• _DATA SUPPLIED_
>>>

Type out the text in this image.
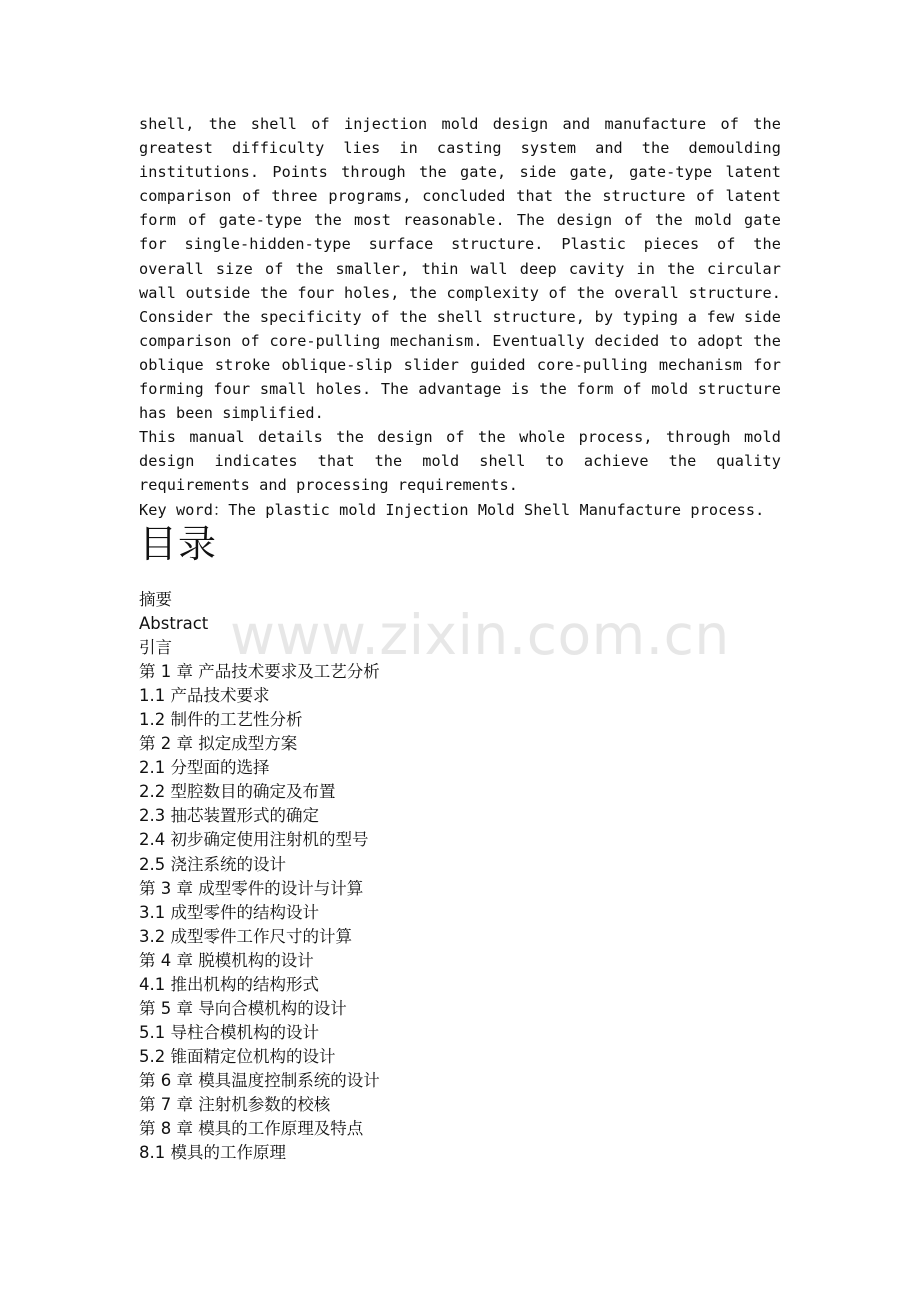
shell, the shell of injection mold design and manufacture of the greatest difficulty lies in casting system and the demoulding institutions. Points through the gate, side gate, gate-type latent comparison of three programs, concluded that the structure of latent form of gate-type the most reasonable. The design of the mold gate for single-hidden-type surface structure. Plastic pieces of the overall size of the smaller, thin wall deep cavity in the circular wall outside the four holes, the complexity of the overall structure. Consider the specificity of the shell structure, by typing a few side comparison of core-pulling mechanism. Eventually decided to adopt the oblique stroke oblique-slip slider guided core-pulling mechanism for forming four small holes. The advantage is the form of mold structure has been simplified.

This manual details the design of the whole process, through mold design indicates that the mold shell to achieve the quality requirements and processing requirements.

Key word：The plastic mold Injection Mold Shell Manufacture process.

目录
摘要
Abstract
引言
第 1 章 产品技术要求及工艺分析
1.1 产品技术要求
1.2 制件的工艺性分析
第 2 章 拟定成型方案
2.1 分型面的选择
2.2 型腔数目的确定及布置
2.3 抽芯装置形式的确定
2.4 初步确定使用注射机的型号
2.5 浇注系统的设计
第 3 章 成型零件的设计与计算
3.1 成型零件的结构设计
3.2 成型零件工作尺寸的计算
第 4 章 脱模机构的设计
4.1 推出机构的结构形式
第 5 章 导向合模机构的设计
5.1 导柱合模机构的设计
5.2 锥面精定位机构的设计
第 6 章 模具温度控制系统的设计
第 7 章 注射机参数的校核
第 8 章 模具的工作原理及特点
8.1 模具的工作原理
www.zixin.com.cn
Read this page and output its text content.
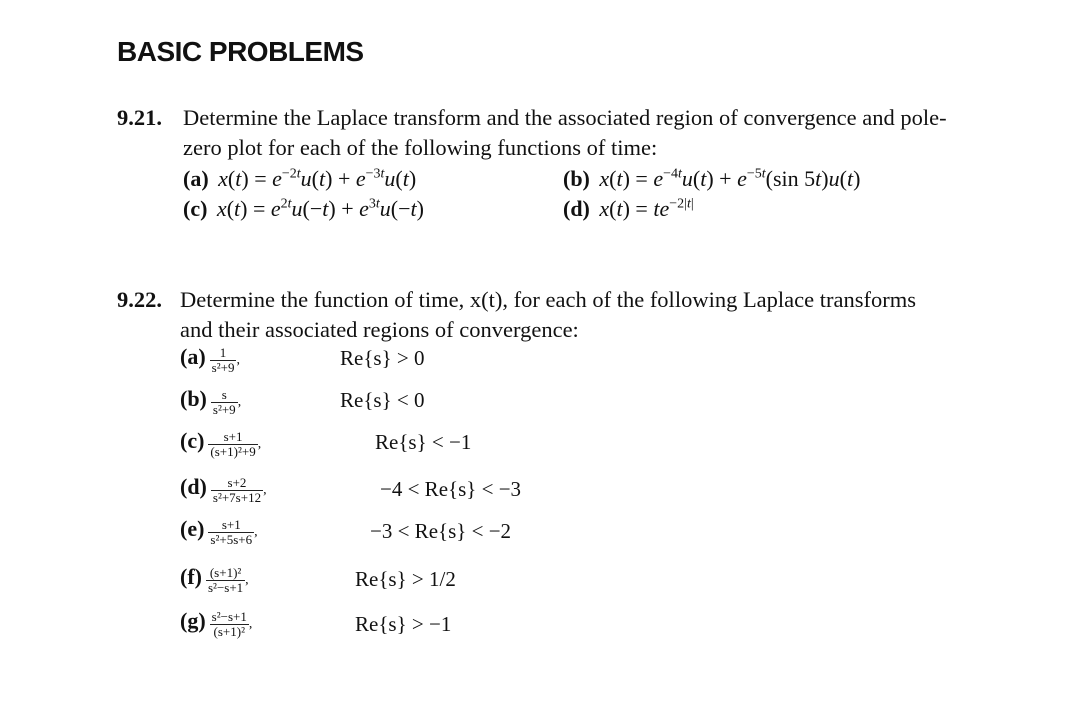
BASIC PROBLEMS
9.21. Determine the Laplace transform and the associated region of convergence and pole-
zero plot for each of the following functions of time:
(a) $x(t) = e^{-2t}u(t) + e^{-3t}u(t)$	(b) $x(t) = e^{-4t}u(t) + e^{-5t}(\sin$ 5t)u(t)
(c) $x(t) = e^{2t}u(-t) + e^{3t}u(-t)$	(d) $x(t) = te^{-2|t|}$
9.22. Determine the function of time, x(t), for each of the following Laplace transforms
and their associated regions of convergence:
$(a) \frac{1}{\text{s²+9}}$ ,	Re{s} > 0
$(b) \frac{s}{\text{s²+9}}$ ,	Re{s} < 0
$(c) \frac{s+1}{\text{(s+1)²+9}}$ ,	Re{s} < −1
$(d) \frac{s+2}{\text{s²+7s+12}}$ ,	−4 < Re{s} < −3
$(e) \frac{s+1}{\text{s²+5s+6}}$ ,	−3 < Re{s} < −2
$(f) \frac{\text{(s+1)²}}{\text{s²−s+1}}$ ,	Re{s} > 1/2
$(g) \frac{\text{s²−s+1}}{\text{(s+1)²}}$ ,	Re{s} > −1
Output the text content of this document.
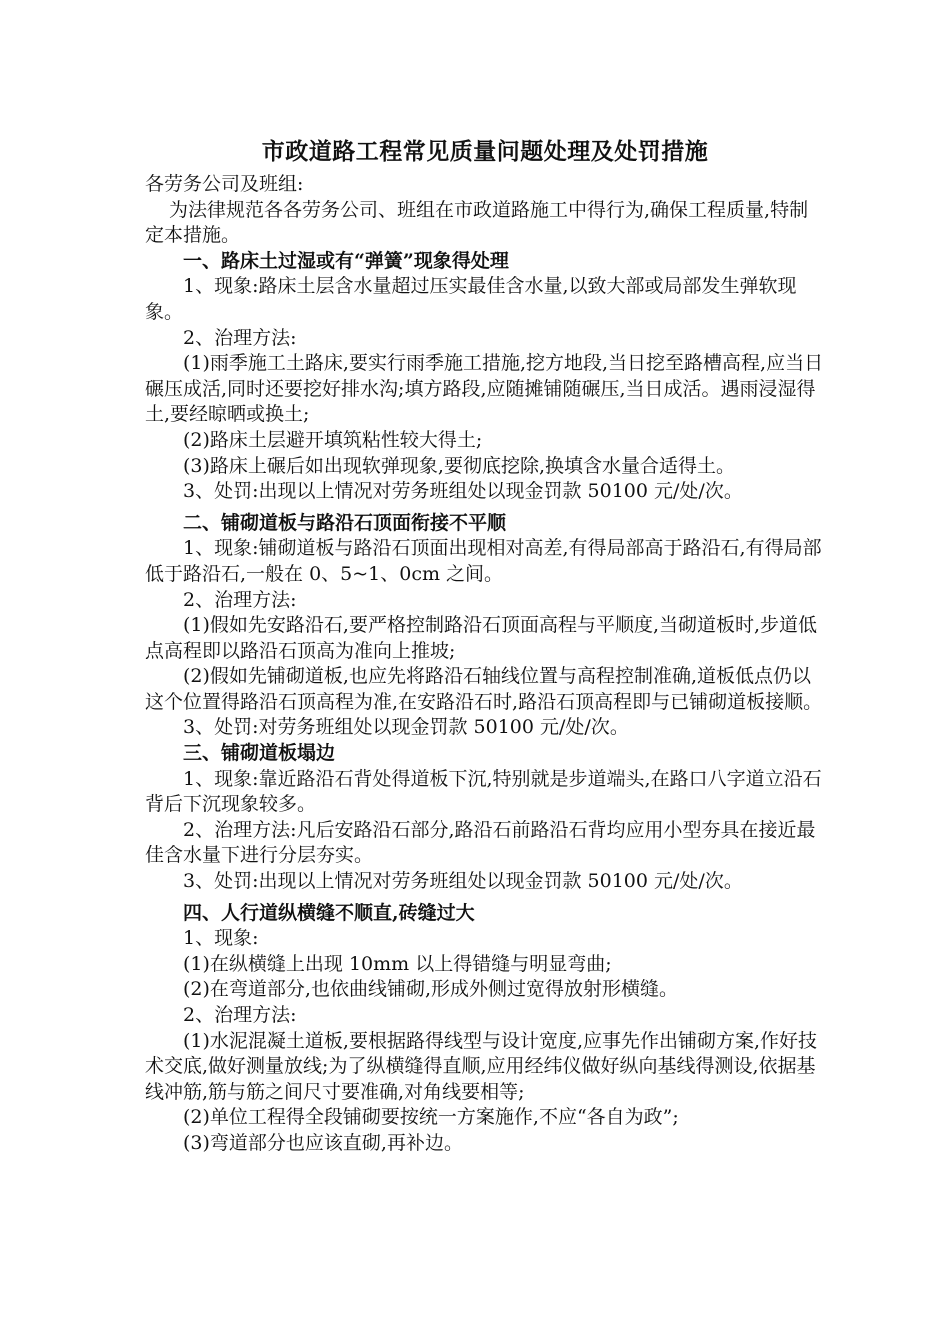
市政道路工程常见质量问题处理及处罚措施

各劳务公司及班组:

为法律规范各各劳务公司、班组在市政道路施工中得行为,确保工程质量,特制定本措施。

一、路床土过湿或有“弹簧”现象得处理

1、现象:路床土层含水量超过压实最佳含水量,以致大部或局部发生弹软现象。

2、治理方法:

(1)雨季施工土路床,要实行雨季施工措施,挖方地段,当日挖至路槽高程,应当日碾压成活,同时还要挖好排水沟;填方路段,应随摊铺随碾压,当日成活。遇雨浸湿得土,要经晾晒或换土;

(2)路床土层避开填筑粘性较大得土;

(3)路床上碾后如出现软弹现象,要彻底挖除,换填含水量合适得土。

3、处罚:出现以上情况对劳务班组处以现金罚款 50100 元/处/次。

二、铺砌道板与路沿石顶面衔接不平顺

1、现象:铺砌道板与路沿石顶面出现相对高差,有得局部高于路沿石,有得局部低于路沿石,一般在 0、5~1、0cm 之间。

2、治理方法:

(1)假如先安路沿石,要严格控制路沿石顶面高程与平顺度,当砌道板时,步道低点高程即以路沿石顶高为准向上推坡;

(2)假如先铺砌道板,也应先将路沿石轴线位置与高程控制准确,道板低点仍以这个位置得路沿石顶高程为准,在安路沿石时,路沿石顶高程即与已铺砌道板接顺。

3、处罚:对劳务班组处以现金罚款 50100 元/处/次。

三、铺砌道板塌边

1、现象:靠近路沿石背处得道板下沉,特别就是步道端头,在路口八字道立沿石背后下沉现象较多。

2、治理方法:凡后安路沿石部分,路沿石前路沿石背均应用小型夯具在接近最佳含水量下进行分层夯实。

3、处罚:出现以上情况对劳务班组处以现金罚款 50100 元/处/次。

四、人行道纵横缝不顺直,砖缝过大

1、现象:

(1)在纵横缝上出现 10mm 以上得错缝与明显弯曲;

(2)在弯道部分,也依曲线铺砌,形成外侧过宽得放射形横缝。

2、治理方法:

(1)水泥混凝土道板,要根据路得线型与设计宽度,应事先作出铺砌方案,作好技术交底,做好测量放线;为了纵横缝得直顺,应用经纬仪做好纵向基线得测设,依据基线冲筋,筋与筋之间尺寸要准确,对角线要相等;

(2)单位工程得全段铺砌要按统一方案施作,不应“各自为政”;

(3)弯道部分也应该直砌,再补边。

<<<

• _WORK TO COMPLETE_
Search the data for "text". Copy every matching line.

• _SOLUTION_
Type out the text in this image.
Read this page and output its text content.
$(a) \frac{1}{\text{s²+9}}$ ,	Re{s} > 0
$(b) \frac{s}{\text{s²+9}}$ ,	Re{s} < 0
$(c) \frac{s+1}{\text{(s+1)²+9}}$ ,	Re{s} < −1
$(d) \frac{s+2}{\text{s²+7s+12}}$ ,	−4 < Re{s} < −3
$(e) \frac{s+1}{\text{s²+5s+6}}$ ,	−3 < Re{s} < −2
$(f) \frac{\text{(s+1)²}}{\text{s²−s+1}}$ ,	Re{s} > 1/2
$(g) \frac{\text{s²−s+1}}{\text{(s+1)²}}$ ,	Re{s} > −1
Output the text content of this document.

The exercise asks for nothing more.